* begin MATERIAL *

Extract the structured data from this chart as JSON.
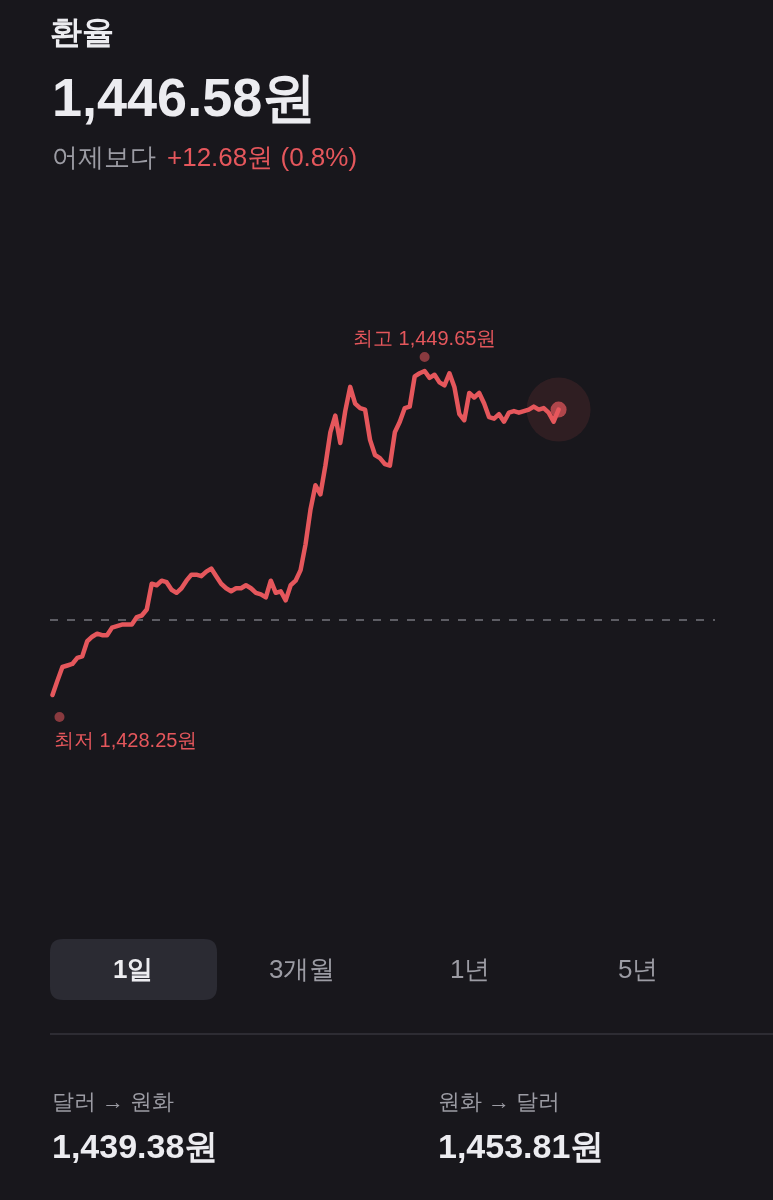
{
  "chart_data": {
    "type": "line",
    "title": "환율",
    "subtitle": "1,446.58원",
    "categories": [
      null,
      null,
      null,
      null,
      null,
      null,
      null,
      null,
      null,
      null,
      null,
      null,
      null,
      null,
      null,
      null,
      null,
      null,
      null,
      null,
      null,
      null,
      null,
      null,
      null,
      null,
      null,
      null,
      null,
      null,
      null,
      null,
      null,
      null,
      null,
      null,
      null,
      null,
      null,
      null,
      null,
      null,
      null,
      null,
      null,
      null,
      null,
      null,
      null,
      null,
      null,
      null,
      null,
      null,
      null,
      null,
      null,
      null,
      null,
      null,
      null,
      null,
      null,
      null,
      null,
      null,
      null,
      null,
      null,
      null,
      null,
      null,
      null,
      null,
      null,
      null,
      null,
      null,
      null,
      null,
      null,
      null,
      null,
      null,
      null,
      null,
      null,
      null,
      null,
      null,
      null,
      null,
      null,
      null,
      null,
      null,
      null,
      null,
      null,
      null,
      null,
      null,
      null
    ],
    "series": [
      {
        "color": "#e5575c",
        "values": [
          1428.25,
          1429.2,
          1430.1,
          1430.2,
          1430.3,
          1430.7,
          1430.8,
          1431.8,
          1432.1,
          1432.3,
          1432.2,
          1432.2,
          1432.7,
          1432.8,
          1432.9,
          1432.9,
          1432.9,
          1433.4,
          1433.5,
          1433.9,
          1435.6,
          1435.5,
          1435.8,
          1435.7,
          1435.2,
          1435.0,
          1435.3,
          1435.8,
          1436.2,
          1436.2,
          1436.1,
          1436.4,
          1436.6,
          1436.1,
          1435.6,
          1435.3,
          1435.1,
          1435.3,
          1435.3,
          1435.5,
          1435.3,
          1435.0,
          1434.9,
          1434.7,
          1435.8,
          1435.0,
          1435.1,
          1434.5,
          1435.5,
          1435.8,
          1436.5,
          1438.2,
          1440.5,
          1442.1,
          1441.5,
          1443.4,
          1445.6,
          1446.7,
          1444.9,
          1447.0,
          1448.6,
          1447.5,
          1447.2,
          1447.1,
          1445.1,
          1444.1,
          1443.9,
          1443.5,
          1443.4,
          1445.6,
          1446.3,
          1447.2,
          1447.3,
          1449.3,
          1449.5,
          1449.65,
          1449.2,
          1449.4,
          1448.9,
          1448.7,
          1449.5,
          1448.6,
          1446.8,
          1446.4,
          1448.2,
          1447.9,
          1448.2,
          1447.5,
          1446.6,
          1446.5,
          1446.8,
          1446.3,
          1446.9,
          1447.0,
          1446.9,
          1447.0,
          1447.1,
          1447.3,
          1447.1,
          1447.2,
          1446.9,
          1446.3,
          1447.1
        ],
        "value_labels": [
          "최저 1,428.25원",
          null,
          null,
          null,
          null,
          null,
          null,
          null,
          null,
          null,
          null,
          null,
          null,
          null,
          null,
          null,
          null,
          null,
          null,
          null,
          null,
          null,
          null,
          null,
          null,
          null,
          null,
          null,
          null,
          null,
          null,
          null,
          null,
          null,
          null,
          null,
          null,
          null,
          null,
          null,
          null,
          null,
          null,
          null,
          null,
          null,
          null,
          null,
          null,
          null,
          null,
          null,
          null,
          null,
          null,
          null,
          null,
          null,
          null,
          null,
          null,
          null,
          null,
          null,
          null,
          null,
          null,
          null,
          null,
          null,
          null,
          null,
          null,
          null,
          null,
          "최고 1,449.65원",
          null,
          null,
          null,
          null,
          null,
          null,
          null,
          null,
          null,
          null,
          null,
          null,
          null,
          null,
          null,
          null,
          null,
          null,
          null,
          null,
          null,
          null,
          null,
          null,
          null,
          null,
          null
        ]
      }
    ],
    "tick_labels": false,
    "line_style": "solid",
    "ref_lines": [
      {
        "axis": "y",
        "value": 1433.2,
        "line_style": "dashed",
        "color": "#5d5d64"
      }
    ],
    "annotations": [
      "어제보다",
      "+12.68원 (0.8%)",
      "1일",
      "3개월",
      "1년",
      "5년",
      "달러 → 원화",
      "1,439.38원",
      "원화 → 달러",
      "1,453.81원"
    ]
  }
}
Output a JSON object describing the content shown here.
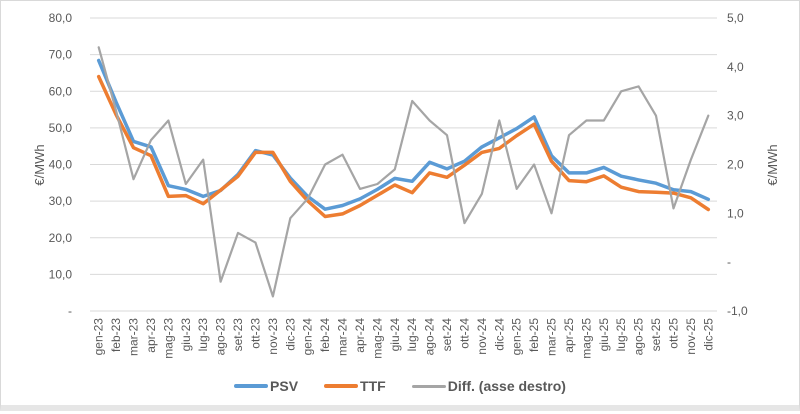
{
  "chart_data": {
    "type": "line",
    "title": "",
    "xlabel": "",
    "ylabel": "€/MWh",
    "ylabel_right": "€/MWh",
    "ylim": [
      0,
      80
    ],
    "ylim_right": [
      -1,
      5
    ],
    "grid": true,
    "legend_position": "bottom",
    "y_ticks": [
      "-",
      "10,0",
      "20,0",
      "30,0",
      "40,0",
      "50,0",
      "60,0",
      "70,0",
      "80,0"
    ],
    "y_tick_values": [
      0,
      10,
      20,
      30,
      40,
      50,
      60,
      70,
      80
    ],
    "y_right_ticks": [
      "-1,0",
      "-",
      "1,0",
      "2,0",
      "3,0",
      "4,0",
      "5,0"
    ],
    "y_right_tick_values": [
      -1,
      0,
      1,
      2,
      3,
      4,
      5
    ],
    "categories": [
      "gen-23",
      "feb-23",
      "mar-23",
      "apr-23",
      "mag-23",
      "giu-23",
      "lug-23",
      "ago-23",
      "set-23",
      "ott-23",
      "nov-23",
      "dic-23",
      "gen-24",
      "feb-24",
      "mar-24",
      "apr-24",
      "mag-24",
      "giu-24",
      "lug-24",
      "ago-24",
      "set-24",
      "ott-24",
      "nov-24",
      "dic-24",
      "gen-25",
      "feb-25",
      "mar-25",
      "apr-25",
      "mag-25",
      "giu-25",
      "lug-25",
      "ago-25",
      "set-25",
      "ott-25",
      "nov-25",
      "dic-25"
    ],
    "series": [
      {
        "name": "PSV",
        "axis": "left",
        "color": "#5b9bd5",
        "values": [
          68.4,
          57.0,
          46.3,
          44.8,
          34.2,
          33.2,
          31.3,
          32.9,
          37.3,
          43.8,
          42.6,
          36.3,
          31.3,
          27.8,
          28.8,
          30.6,
          33.2,
          36.2,
          35.4,
          40.6,
          38.8,
          40.9,
          44.8,
          47.3,
          49.8,
          53.0,
          42.4,
          37.7,
          37.7,
          39.2,
          36.8,
          35.8,
          34.9,
          33.1,
          32.6,
          30.5
        ]
      },
      {
        "name": "TTF",
        "axis": "left",
        "color": "#ed7d31",
        "values": [
          64.0,
          53.6,
          44.6,
          42.4,
          31.3,
          31.5,
          29.3,
          33.0,
          36.8,
          43.3,
          43.3,
          35.4,
          30.1,
          25.8,
          26.5,
          28.8,
          31.6,
          34.4,
          32.3,
          37.7,
          36.5,
          39.8,
          43.3,
          44.4,
          47.9,
          51.0,
          40.9,
          35.6,
          35.3,
          36.9,
          33.8,
          32.6,
          32.4,
          32.2,
          30.9,
          27.7
        ]
      },
      {
        "name": "Diff. (asse destro)",
        "axis": "right",
        "color": "#a5a5a5",
        "values": [
          4.4,
          3.1,
          1.7,
          2.5,
          2.9,
          1.6,
          2.1,
          -0.4,
          0.6,
          0.4,
          -0.7,
          0.9,
          1.3,
          2.0,
          2.2,
          1.5,
          1.6,
          1.9,
          3.3,
          2.9,
          2.6,
          0.8,
          1.4,
          2.9,
          1.5,
          2.0,
          1.0,
          2.6,
          2.9,
          2.9,
          3.5,
          3.6,
          3.0,
          1.1,
          2.1,
          3.0
        ]
      }
    ]
  },
  "legend": {
    "items": [
      {
        "label": "PSV",
        "color": "#5b9bd5"
      },
      {
        "label": "TTF",
        "color": "#ed7d31"
      },
      {
        "label": "Diff. (asse destro)",
        "color": "#a5a5a5"
      }
    ]
  }
}
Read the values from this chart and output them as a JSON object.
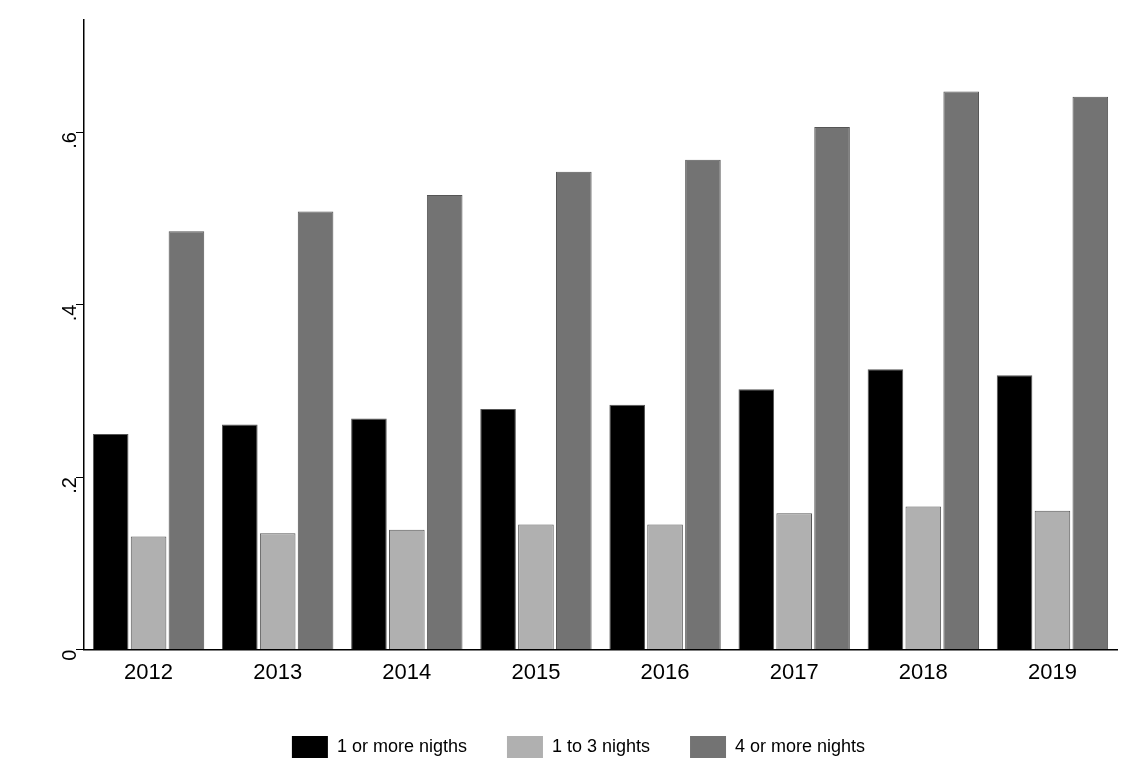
{
  "chart_data": {
    "type": "bar",
    "categories": [
      "2012",
      "2013",
      "2014",
      "2015",
      "2016",
      "2017",
      "2018",
      "2019"
    ],
    "series": [
      {
        "name": "1 or more nigths",
        "color": "#000000",
        "values": [
          0.25,
          0.261,
          0.268,
          0.279,
          0.284,
          0.302,
          0.325,
          0.318
        ]
      },
      {
        "name": "1 to 3 nights",
        "color": "#b0b0b0",
        "values": [
          0.131,
          0.135,
          0.139,
          0.145,
          0.145,
          0.158,
          0.166,
          0.161
        ]
      },
      {
        "name": "4 or more nights",
        "color": "#737373",
        "values": [
          0.485,
          0.508,
          0.527,
          0.554,
          0.568,
          0.606,
          0.647,
          0.641
        ]
      }
    ],
    "ylim": [
      0,
      0.73
    ],
    "yticks": [
      0,
      {
        "value": 0.2,
        "label": ".2"
      },
      {
        "value": 0.4,
        "label": ".4"
      },
      {
        "value": 0.6,
        "label": ".6"
      }
    ],
    "grid": false,
    "legend": "bottom"
  }
}
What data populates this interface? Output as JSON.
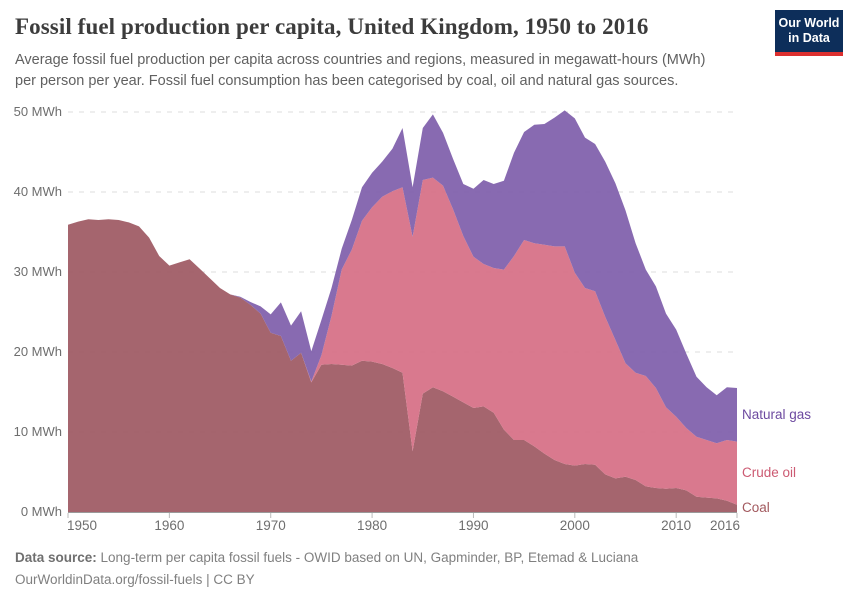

* end MATERIAL *

* [SET PROBLEM]
Look over the listing. Pull out every line with the string "JSON" in it.

* [THE OUTPUT]
Extract the structured data from this chart as JSON.
Output a JSON object describing the content shown here.
Read the values from this chart and output them as a JSON object.
What data populates this interface? Output as JSON.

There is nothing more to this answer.